- **Records for processing**
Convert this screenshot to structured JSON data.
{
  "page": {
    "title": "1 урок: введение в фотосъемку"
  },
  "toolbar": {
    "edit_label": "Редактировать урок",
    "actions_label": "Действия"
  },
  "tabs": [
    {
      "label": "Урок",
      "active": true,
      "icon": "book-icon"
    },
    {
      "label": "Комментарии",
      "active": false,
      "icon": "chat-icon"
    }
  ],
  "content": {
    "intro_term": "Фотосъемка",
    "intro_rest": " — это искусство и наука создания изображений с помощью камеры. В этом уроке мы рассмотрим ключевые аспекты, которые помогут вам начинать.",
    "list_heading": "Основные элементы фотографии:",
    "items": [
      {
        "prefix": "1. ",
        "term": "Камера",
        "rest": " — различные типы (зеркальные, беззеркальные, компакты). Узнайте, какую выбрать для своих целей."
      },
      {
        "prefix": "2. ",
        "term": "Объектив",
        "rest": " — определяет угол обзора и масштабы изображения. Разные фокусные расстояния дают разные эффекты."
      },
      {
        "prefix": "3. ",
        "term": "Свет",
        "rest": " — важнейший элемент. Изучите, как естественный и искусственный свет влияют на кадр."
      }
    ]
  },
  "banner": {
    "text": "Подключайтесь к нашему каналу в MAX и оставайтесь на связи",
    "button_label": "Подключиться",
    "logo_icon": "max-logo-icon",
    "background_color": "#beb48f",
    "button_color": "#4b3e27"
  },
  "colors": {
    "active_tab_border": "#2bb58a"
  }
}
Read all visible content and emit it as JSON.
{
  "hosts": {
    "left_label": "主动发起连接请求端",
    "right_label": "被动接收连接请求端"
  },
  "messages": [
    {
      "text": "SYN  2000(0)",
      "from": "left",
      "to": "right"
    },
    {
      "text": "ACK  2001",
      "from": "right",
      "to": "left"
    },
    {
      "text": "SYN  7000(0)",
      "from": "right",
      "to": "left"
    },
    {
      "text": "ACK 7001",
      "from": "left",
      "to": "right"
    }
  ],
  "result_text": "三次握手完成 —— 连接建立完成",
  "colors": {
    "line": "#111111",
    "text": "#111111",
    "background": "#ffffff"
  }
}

- **Request**
Extract the closing run of lines, starting with the one containing "Read all visible content and emit it as JSON." and ending at the last, exactly as written.

- **Complete answer**
Read all visible content and emit it as JSON.
{
  "hosts": {
    "left_label": "主动发起连接请求端",
    "right_label": "被动接收连接请求端"
  },
  "messages": [
    {
      "text": "SYN  2000(0)",
      "from": "left",
      "to": "right"
    },
    {
      "text": "ACK  2001",
      "from": "right",
      "to": "left"
    },
    {
      "text": "SYN  7000(0)",
      "from": "right",
      "to": "left"
    },
    {
      "text": "ACK 7001",
      "from": "left",
      "to": "right"
    }
  ],
  "result_text": "三次握手完成 —— 连接建立完成",
  "colors": {
    "line": "#111111",
    "text": "#111111",
    "background": "#ffffff"
  }
}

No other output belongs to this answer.